REQUIREMENTS
Write out the full listing exactly as given, minus the images.

— begin SUPPLIED DATA —

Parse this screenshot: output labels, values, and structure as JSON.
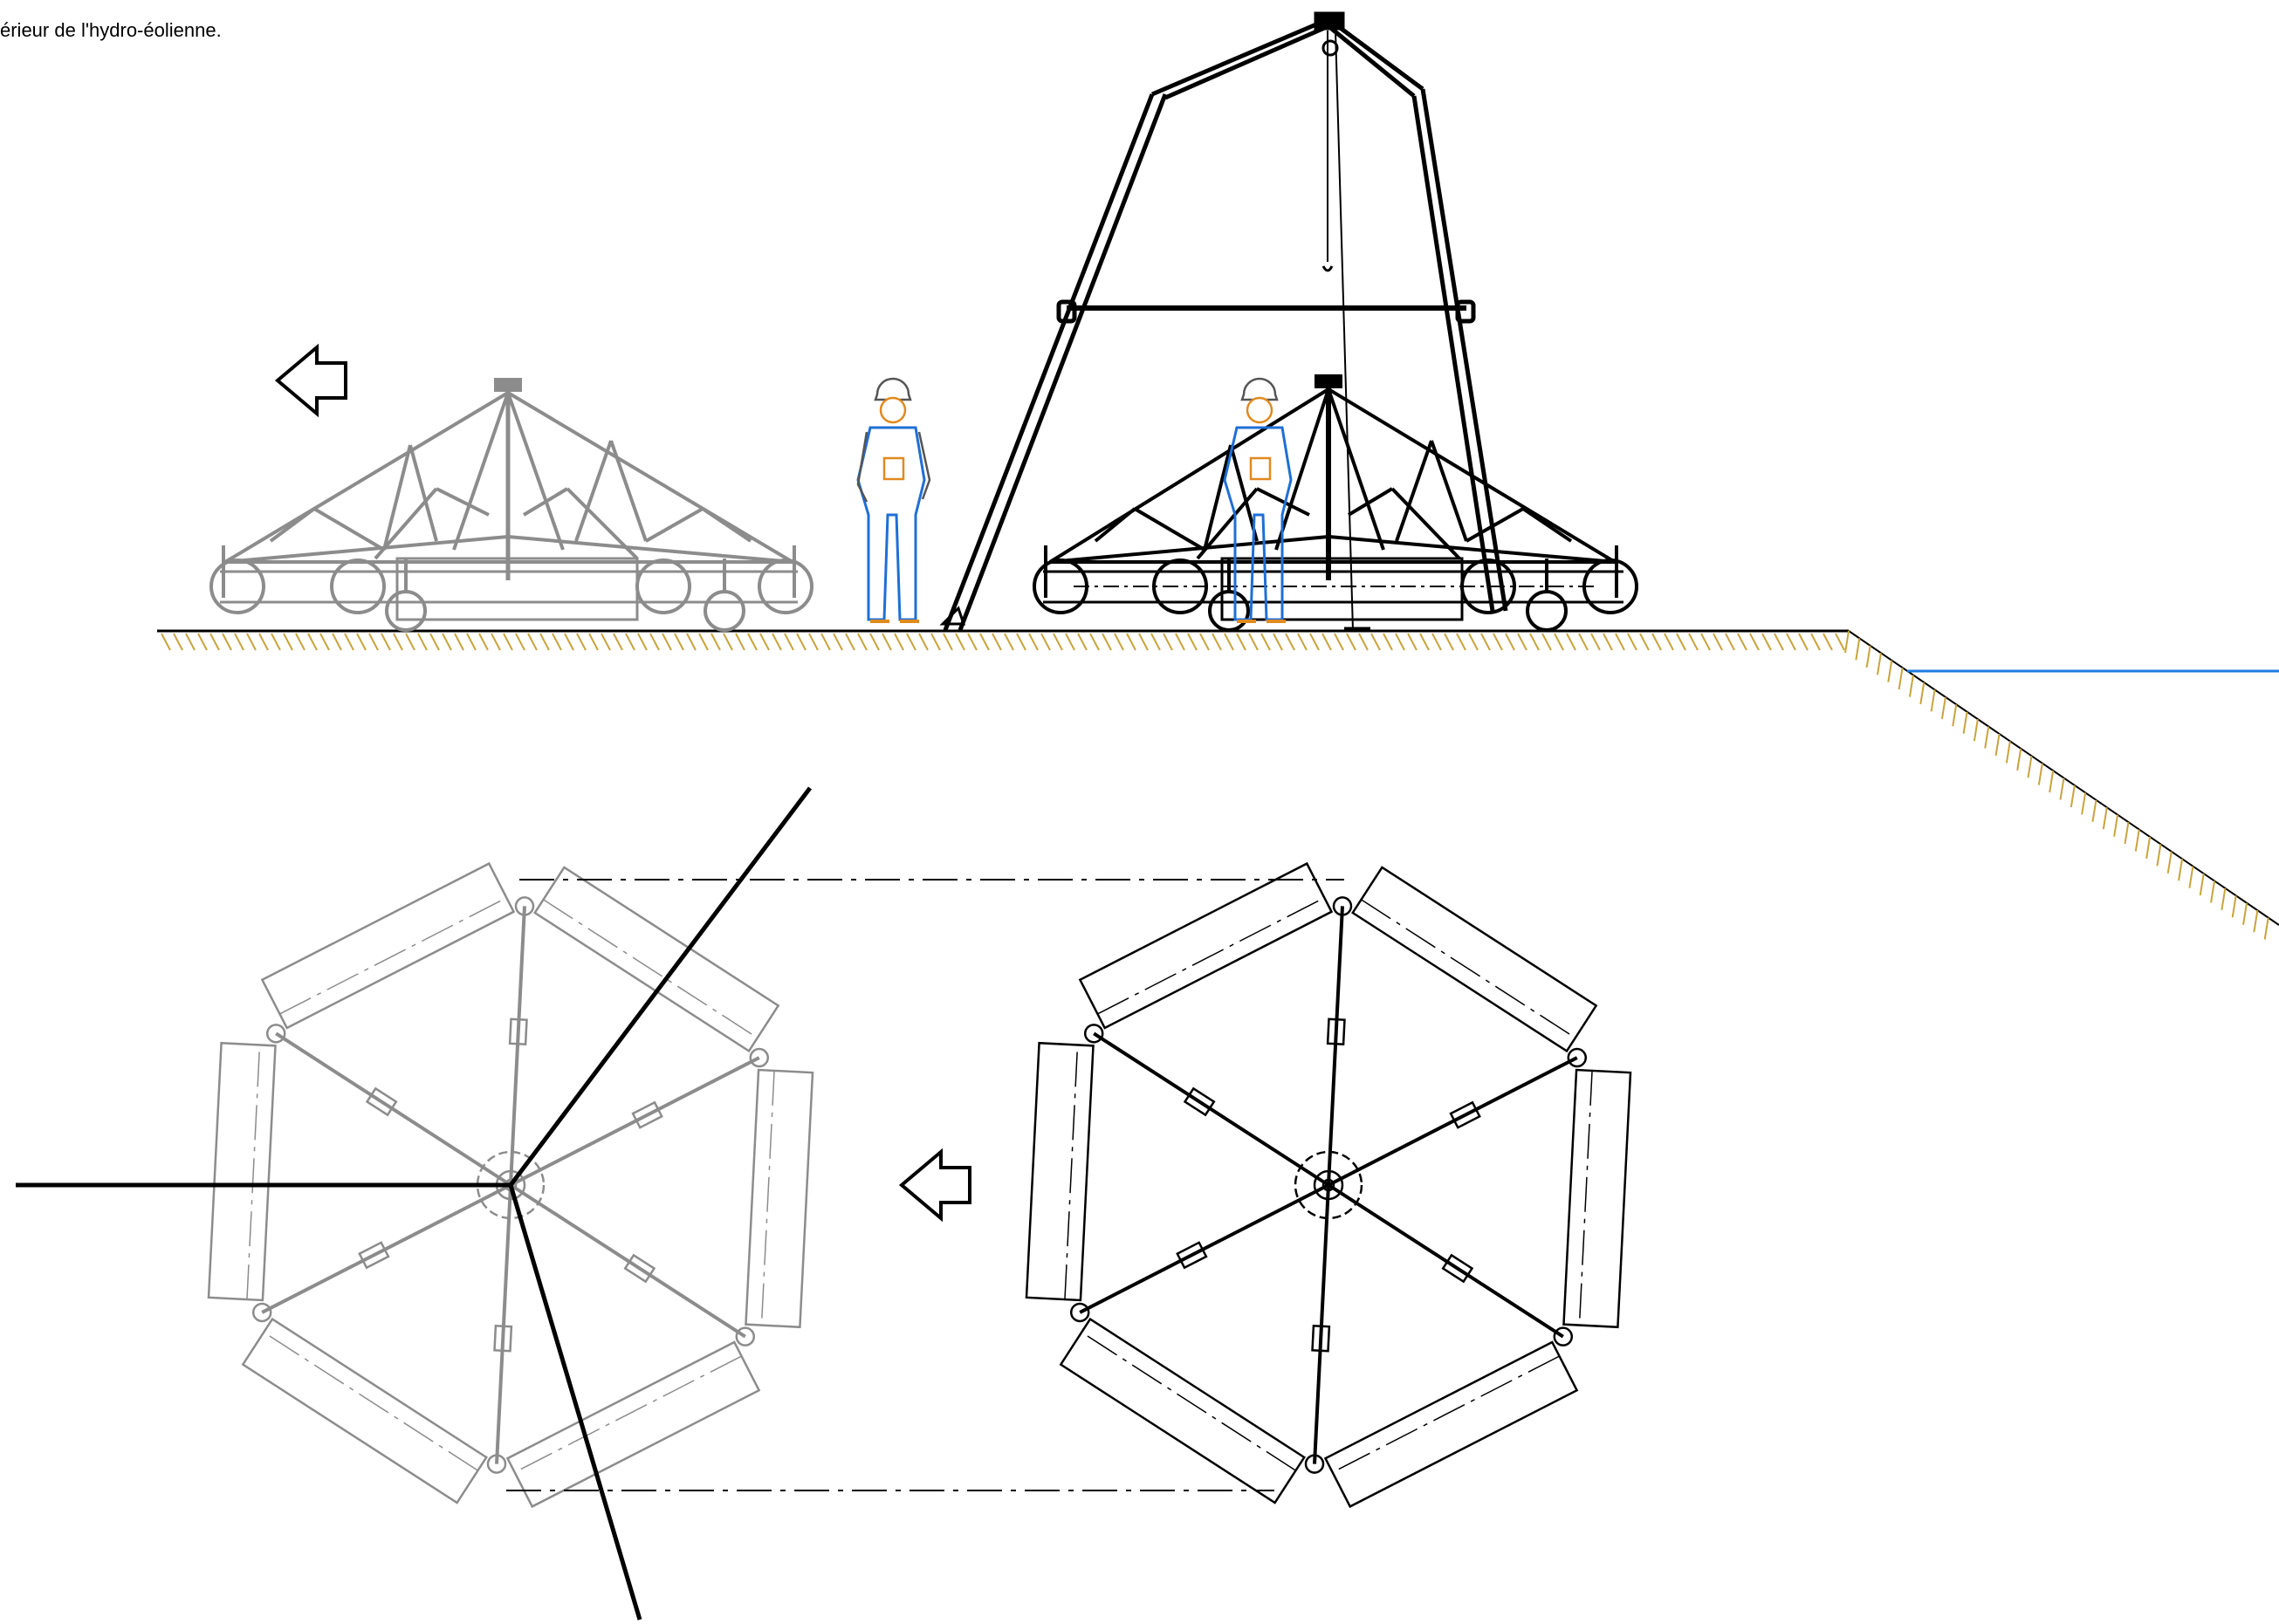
{
  "caption": "érieur de l'hydro-éolienne.",
  "colors": {
    "structure_moving": "#000000",
    "structure_ghost": "#8c8c8c",
    "worker_outline": "#e08a1e",
    "worker_suit": "#1f6fd6",
    "ground_hatch": "#c8a43c",
    "water_line": "#1f7ae0"
  },
  "icons": {
    "direction_arrow": "left-arrow-outline-icon"
  }
}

— end SUPPLIED DATA —

SOLUTION
Parse this screenshot: output labels, values, and structure as JSON.
{
  "caption": "érieur de l'hydro-éolienne.",
  "colors": {
    "structure_moving": "#000000",
    "structure_ghost": "#8c8c8c",
    "worker_outline": "#e08a1e",
    "worker_suit": "#1f6fd6",
    "ground_hatch": "#c8a43c",
    "water_line": "#1f7ae0"
  },
  "icons": {
    "direction_arrow": "left-arrow-outline-icon"
  }
}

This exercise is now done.